[Data items]
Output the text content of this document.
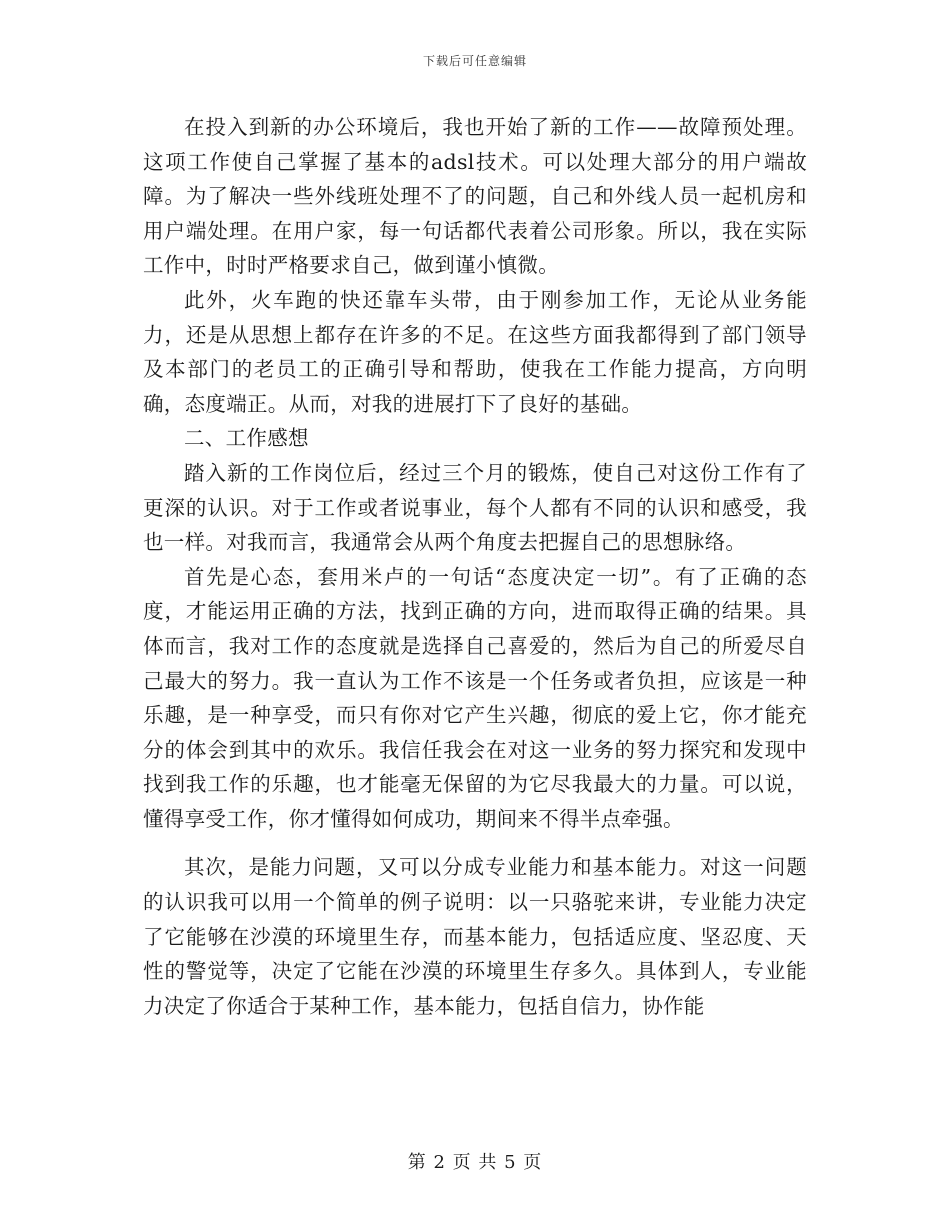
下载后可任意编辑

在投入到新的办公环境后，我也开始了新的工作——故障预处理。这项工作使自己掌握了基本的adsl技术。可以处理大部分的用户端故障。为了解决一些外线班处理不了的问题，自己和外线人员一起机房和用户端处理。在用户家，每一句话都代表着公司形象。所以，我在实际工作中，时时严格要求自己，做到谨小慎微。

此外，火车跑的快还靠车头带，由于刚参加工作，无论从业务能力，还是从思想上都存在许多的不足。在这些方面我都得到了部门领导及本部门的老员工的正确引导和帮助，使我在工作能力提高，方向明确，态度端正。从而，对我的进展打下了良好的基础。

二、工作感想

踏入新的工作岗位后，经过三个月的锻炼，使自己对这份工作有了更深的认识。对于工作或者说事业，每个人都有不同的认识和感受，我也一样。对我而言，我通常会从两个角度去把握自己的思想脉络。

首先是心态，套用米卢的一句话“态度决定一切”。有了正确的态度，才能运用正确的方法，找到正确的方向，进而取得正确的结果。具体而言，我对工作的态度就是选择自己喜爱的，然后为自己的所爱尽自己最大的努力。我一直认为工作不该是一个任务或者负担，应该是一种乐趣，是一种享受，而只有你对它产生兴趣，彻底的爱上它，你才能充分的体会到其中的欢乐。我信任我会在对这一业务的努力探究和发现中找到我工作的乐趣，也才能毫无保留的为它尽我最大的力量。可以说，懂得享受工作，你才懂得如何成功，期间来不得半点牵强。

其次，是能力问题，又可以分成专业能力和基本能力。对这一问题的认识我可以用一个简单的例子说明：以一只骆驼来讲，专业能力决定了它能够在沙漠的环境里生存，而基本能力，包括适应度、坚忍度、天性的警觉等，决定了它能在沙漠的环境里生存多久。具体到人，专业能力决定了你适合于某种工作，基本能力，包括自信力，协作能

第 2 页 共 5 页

• [Goal]: The records above must be echoed exactly, minus their pictures.

• [Task answer]:
Output the text content of this document.
下载后可任意编辑

在投入到新的办公环境后，我也开始了新的工作——故障预处理。这项工作使自己掌握了基本的adsl技术。可以处理大部分的用户端故障。为了解决一些外线班处理不了的问题，自己和外线人员一起机房和用户端处理。在用户家，每一句话都代表着公司形象。所以，我在实际工作中，时时严格要求自己，做到谨小慎微。

此外，火车跑的快还靠车头带，由于刚参加工作，无论从业务能力，还是从思想上都存在许多的不足。在这些方面我都得到了部门领导及本部门的老员工的正确引导和帮助，使我在工作能力提高，方向明确，态度端正。从而，对我的进展打下了良好的基础。

二、工作感想

踏入新的工作岗位后，经过三个月的锻炼，使自己对这份工作有了更深的认识。对于工作或者说事业，每个人都有不同的认识和感受，我也一样。对我而言，我通常会从两个角度去把握自己的思想脉络。

首先是心态，套用米卢的一句话“态度决定一切”。有了正确的态度，才能运用正确的方法，找到正确的方向，进而取得正确的结果。具体而言，我对工作的态度就是选择自己喜爱的，然后为自己的所爱尽自己最大的努力。我一直认为工作不该是一个任务或者负担，应该是一种乐趣，是一种享受，而只有你对它产生兴趣，彻底的爱上它，你才能充分的体会到其中的欢乐。我信任我会在对这一业务的努力探究和发现中找到我工作的乐趣，也才能毫无保留的为它尽我最大的力量。可以说，懂得享受工作，你才懂得如何成功，期间来不得半点牵强。

其次，是能力问题，又可以分成专业能力和基本能力。对这一问题的认识我可以用一个简单的例子说明：以一只骆驼来讲，专业能力决定了它能够在沙漠的环境里生存，而基本能力，包括适应度、坚忍度、天性的警觉等，决定了它能在沙漠的环境里生存多久。具体到人，专业能力决定了你适合于某种工作，基本能力，包括自信力，协作能

第 2 页 共 5 页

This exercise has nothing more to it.